Reproduce every record below exactly as written, but leave out any pictures.

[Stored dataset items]
────────────────
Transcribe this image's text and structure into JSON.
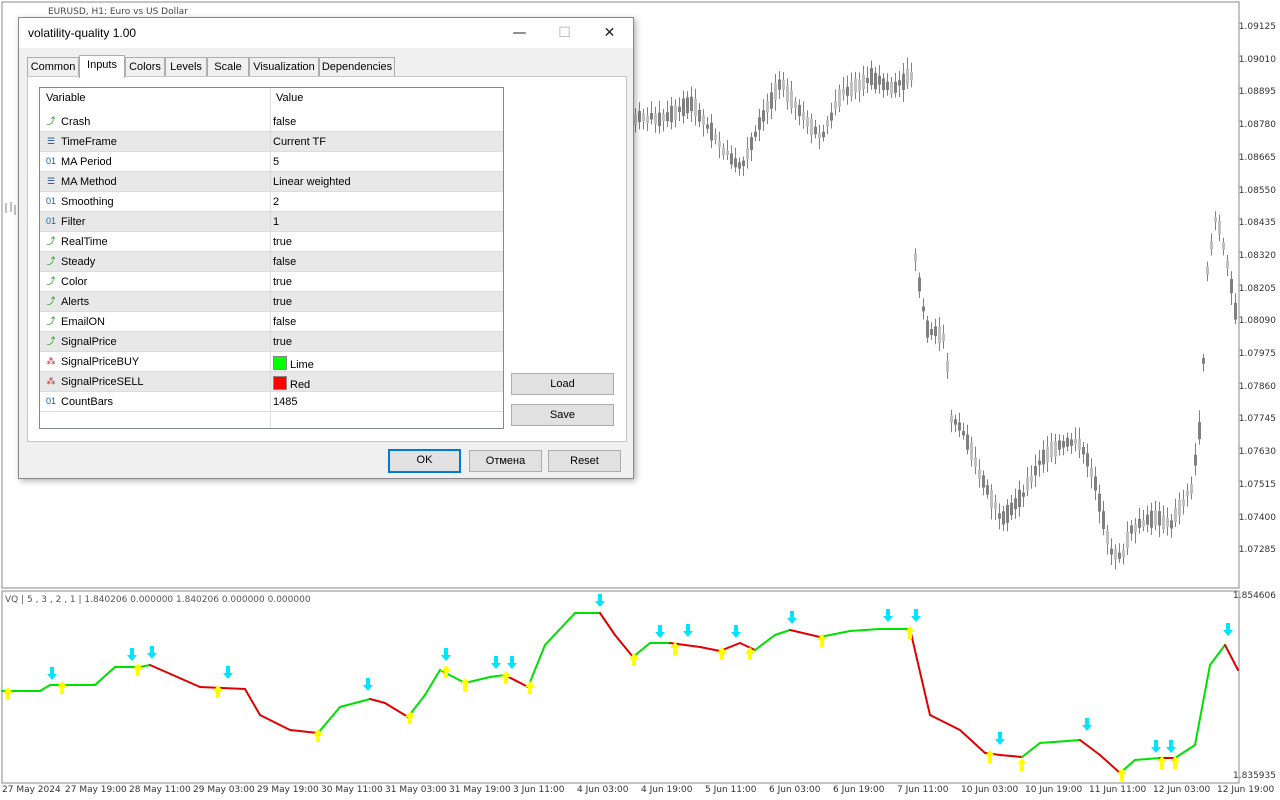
{
  "chart": {
    "title": "EURUSD, H1:  Euro vs US Dollar",
    "price_labels": [
      "1.09125",
      "1.09010",
      "1.08895",
      "1.08780",
      "1.08665",
      "1.08550",
      "1.08435",
      "1.08320",
      "1.08205",
      "1.08090",
      "1.07975",
      "1.07860",
      "1.07745",
      "1.07630",
      "1.07515",
      "1.07400",
      "1.07285"
    ],
    "indicator_labels": [
      "1.854606",
      "1.835935"
    ],
    "indicator_header": "VQ | 5 , 3 , 2 , 1  |  1.840206 0.000000 1.840206 0.000000 0.000000",
    "date_labels": [
      "27 May 2024",
      "27 May 19:00",
      "28 May 11:00",
      "29 May 03:00",
      "29 May 19:00",
      "30 May 11:00",
      "31 May 03:00",
      "31 May 19:00",
      "3 Jun 11:00",
      "4 Jun 03:00",
      "4 Jun 19:00",
      "5 Jun 11:00",
      "6 Jun 03:00",
      "6 Jun 19:00",
      "7 Jun 11:00",
      "10 Jun 03:00",
      "10 Jun 19:00",
      "11 Jun 11:00",
      "12 Jun 03:00",
      "12 Jun 19:00"
    ],
    "colors": {
      "up_line": "#00e000",
      "down_line": "#e00000",
      "buy_arrow": "#ffff00",
      "sell_arrow": "#00e5ff",
      "candle": "#808080"
    }
  },
  "dialog": {
    "title": "volatility-quality 1.00",
    "minimize": "—",
    "maximize": "☐",
    "close": "✕",
    "tabs": [
      "Common",
      "Inputs",
      "Colors",
      "Levels",
      "Scale",
      "Visualization",
      "Dependencies"
    ],
    "active_tab": "Inputs",
    "columns": {
      "variable": "Variable",
      "value": "Value"
    },
    "rows": [
      {
        "icon": "bool-icon",
        "name": "Crash",
        "value": "false"
      },
      {
        "icon": "enum-icon",
        "name": "TimeFrame",
        "value": "Current TF"
      },
      {
        "icon": "int-icon",
        "name": "MA Period",
        "value": "5"
      },
      {
        "icon": "enum-icon",
        "name": "MA Method",
        "value": "Linear weighted"
      },
      {
        "icon": "int-icon",
        "name": "Smoothing",
        "value": "2"
      },
      {
        "icon": "int-icon",
        "name": "Filter",
        "value": "1"
      },
      {
        "icon": "bool-icon",
        "name": "RealTime",
        "value": "true"
      },
      {
        "icon": "bool-icon",
        "name": "Steady",
        "value": "false"
      },
      {
        "icon": "bool-icon",
        "name": "Color",
        "value": "true"
      },
      {
        "icon": "bool-icon",
        "name": "Alerts",
        "value": "true"
      },
      {
        "icon": "bool-icon",
        "name": "EmailON",
        "value": "false"
      },
      {
        "icon": "bool-icon",
        "name": "SignalPrice",
        "value": "true"
      },
      {
        "icon": "color-icon",
        "name": "SignalPriceBUY",
        "value": "Lime",
        "swatch": "#00ff00"
      },
      {
        "icon": "color-icon",
        "name": "SignalPriceSELL",
        "value": "Red",
        "swatch": "#ff0000"
      },
      {
        "icon": "int-icon",
        "name": "CountBars",
        "value": "1485"
      }
    ],
    "load": "Load",
    "save": "Save",
    "ok": "OK",
    "cancel": "Отмена",
    "reset": "Reset"
  }
}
────────────────
*The output*.
Transcribe this image's text and structure into JSON.
{
  "chart": {
    "title": "EURUSD, H1:  Euro vs US Dollar",
    "price_labels": [
      "1.09125",
      "1.09010",
      "1.08895",
      "1.08780",
      "1.08665",
      "1.08550",
      "1.08435",
      "1.08320",
      "1.08205",
      "1.08090",
      "1.07975",
      "1.07860",
      "1.07745",
      "1.07630",
      "1.07515",
      "1.07400",
      "1.07285"
    ],
    "indicator_labels": [
      "1.854606",
      "1.835935"
    ],
    "indicator_header": "VQ | 5 , 3 , 2 , 1  |  1.840206 0.000000 1.840206 0.000000 0.000000",
    "date_labels": [
      "27 May 2024",
      "27 May 19:00",
      "28 May 11:00",
      "29 May 03:00",
      "29 May 19:00",
      "30 May 11:00",
      "31 May 03:00",
      "31 May 19:00",
      "3 Jun 11:00",
      "4 Jun 03:00",
      "4 Jun 19:00",
      "5 Jun 11:00",
      "6 Jun 03:00",
      "6 Jun 19:00",
      "7 Jun 11:00",
      "10 Jun 03:00",
      "10 Jun 19:00",
      "11 Jun 11:00",
      "12 Jun 03:00",
      "12 Jun 19:00"
    ],
    "colors": {
      "up_line": "#00e000",
      "down_line": "#e00000",
      "buy_arrow": "#ffff00",
      "sell_arrow": "#00e5ff",
      "candle": "#808080"
    }
  },
  "dialog": {
    "title": "volatility-quality 1.00",
    "minimize": "—",
    "maximize": "☐",
    "close": "✕",
    "tabs": [
      "Common",
      "Inputs",
      "Colors",
      "Levels",
      "Scale",
      "Visualization",
      "Dependencies"
    ],
    "active_tab": "Inputs",
    "columns": {
      "variable": "Variable",
      "value": "Value"
    },
    "rows": [
      {
        "icon": "bool-icon",
        "name": "Crash",
        "value": "false"
      },
      {
        "icon": "enum-icon",
        "name": "TimeFrame",
        "value": "Current TF"
      },
      {
        "icon": "int-icon",
        "name": "MA Period",
        "value": "5"
      },
      {
        "icon": "enum-icon",
        "name": "MA Method",
        "value": "Linear weighted"
      },
      {
        "icon": "int-icon",
        "name": "Smoothing",
        "value": "2"
      },
      {
        "icon": "int-icon",
        "name": "Filter",
        "value": "1"
      },
      {
        "icon": "bool-icon",
        "name": "RealTime",
        "value": "true"
      },
      {
        "icon": "bool-icon",
        "name": "Steady",
        "value": "false"
      },
      {
        "icon": "bool-icon",
        "name": "Color",
        "value": "true"
      },
      {
        "icon": "bool-icon",
        "name": "Alerts",
        "value": "true"
      },
      {
        "icon": "bool-icon",
        "name": "EmailON",
        "value": "false"
      },
      {
        "icon": "bool-icon",
        "name": "SignalPrice",
        "value": "true"
      },
      {
        "icon": "color-icon",
        "name": "SignalPriceBUY",
        "value": "Lime",
        "swatch": "#00ff00"
      },
      {
        "icon": "color-icon",
        "name": "SignalPriceSELL",
        "value": "Red",
        "swatch": "#ff0000"
      },
      {
        "icon": "int-icon",
        "name": "CountBars",
        "value": "1485"
      }
    ],
    "load": "Load",
    "save": "Save",
    "ok": "OK",
    "cancel": "Отмена",
    "reset": "Reset"
  }
}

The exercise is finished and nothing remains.